## Problem to solve:
The data below needs to be returned exactly, line for line.

Extracted records:

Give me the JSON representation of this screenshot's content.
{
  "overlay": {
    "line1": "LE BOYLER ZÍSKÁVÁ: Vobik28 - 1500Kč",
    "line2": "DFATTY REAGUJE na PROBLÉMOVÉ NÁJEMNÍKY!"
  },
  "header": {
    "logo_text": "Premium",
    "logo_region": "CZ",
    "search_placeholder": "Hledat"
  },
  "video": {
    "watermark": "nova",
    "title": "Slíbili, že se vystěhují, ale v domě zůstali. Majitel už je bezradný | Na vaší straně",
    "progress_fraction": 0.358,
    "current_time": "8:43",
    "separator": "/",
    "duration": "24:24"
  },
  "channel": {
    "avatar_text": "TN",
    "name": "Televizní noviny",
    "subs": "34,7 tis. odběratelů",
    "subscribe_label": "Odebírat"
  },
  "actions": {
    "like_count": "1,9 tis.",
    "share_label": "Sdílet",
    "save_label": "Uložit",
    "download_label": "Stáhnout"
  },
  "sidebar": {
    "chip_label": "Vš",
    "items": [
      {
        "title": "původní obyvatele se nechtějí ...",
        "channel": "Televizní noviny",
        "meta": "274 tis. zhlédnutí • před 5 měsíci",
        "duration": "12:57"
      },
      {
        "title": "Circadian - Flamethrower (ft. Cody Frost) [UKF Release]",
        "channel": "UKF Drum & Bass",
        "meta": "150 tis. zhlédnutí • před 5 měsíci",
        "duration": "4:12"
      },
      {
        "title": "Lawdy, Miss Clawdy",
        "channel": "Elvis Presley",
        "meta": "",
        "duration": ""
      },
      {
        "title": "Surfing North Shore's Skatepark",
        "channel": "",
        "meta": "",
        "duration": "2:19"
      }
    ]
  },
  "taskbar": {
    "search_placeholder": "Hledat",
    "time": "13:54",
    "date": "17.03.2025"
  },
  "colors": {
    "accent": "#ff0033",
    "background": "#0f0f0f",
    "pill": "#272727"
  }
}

## Result of the exercise:
Give me the JSON representation of this screenshot's content.
{
  "overlay": {
    "line1": "LE BOYLER ZÍSKÁVÁ: Vobik28 - 1500Kč",
    "line2": "DFATTY REAGUJE na PROBLÉMOVÉ NÁJEMNÍKY!"
  },
  "header": {
    "logo_text": "Premium",
    "logo_region": "CZ",
    "search_placeholder": "Hledat"
  },
  "video": {
    "watermark": "nova",
    "title": "Slíbili, že se vystěhují, ale v domě zůstali. Majitel už je bezradný | Na vaší straně",
    "progress_fraction": 0.358,
    "current_time": "8:43",
    "separator": "/",
    "duration": "24:24"
  },
  "channel": {
    "avatar_text": "TN",
    "name": "Televizní noviny",
    "subs": "34,7 tis. odběratelů",
    "subscribe_label": "Odebírat"
  },
  "actions": {
    "like_count": "1,9 tis.",
    "share_label": "Sdílet",
    "save_label": "Uložit",
    "download_label": "Stáhnout"
  },
  "sidebar": {
    "chip_label": "Vš",
    "items": [
      {
        "title": "původní obyvatele se nechtějí ...",
        "channel": "Televizní noviny",
        "meta": "274 tis. zhlédnutí • před 5 měsíci",
        "duration": "12:57"
      },
      {
        "title": "Circadian - Flamethrower (ft. Cody Frost) [UKF Release]",
        "channel": "UKF Drum & Bass",
        "meta": "150 tis. zhlédnutí • před 5 měsíci",
        "duration": "4:12"
      },
      {
        "title": "Lawdy, Miss Clawdy",
        "channel": "Elvis Presley",
        "meta": "",
        "duration": ""
      },
      {
        "title": "Surfing North Shore's Skatepark",
        "channel": "",
        "meta": "",
        "duration": "2:19"
      }
    ]
  },
  "taskbar": {
    "search_placeholder": "Hledat",
    "time": "13:54",
    "date": "17.03.2025"
  },
  "colors": {
    "accent": "#ff0033",
    "background": "#0f0f0f",
    "pill": "#272727"
  }
}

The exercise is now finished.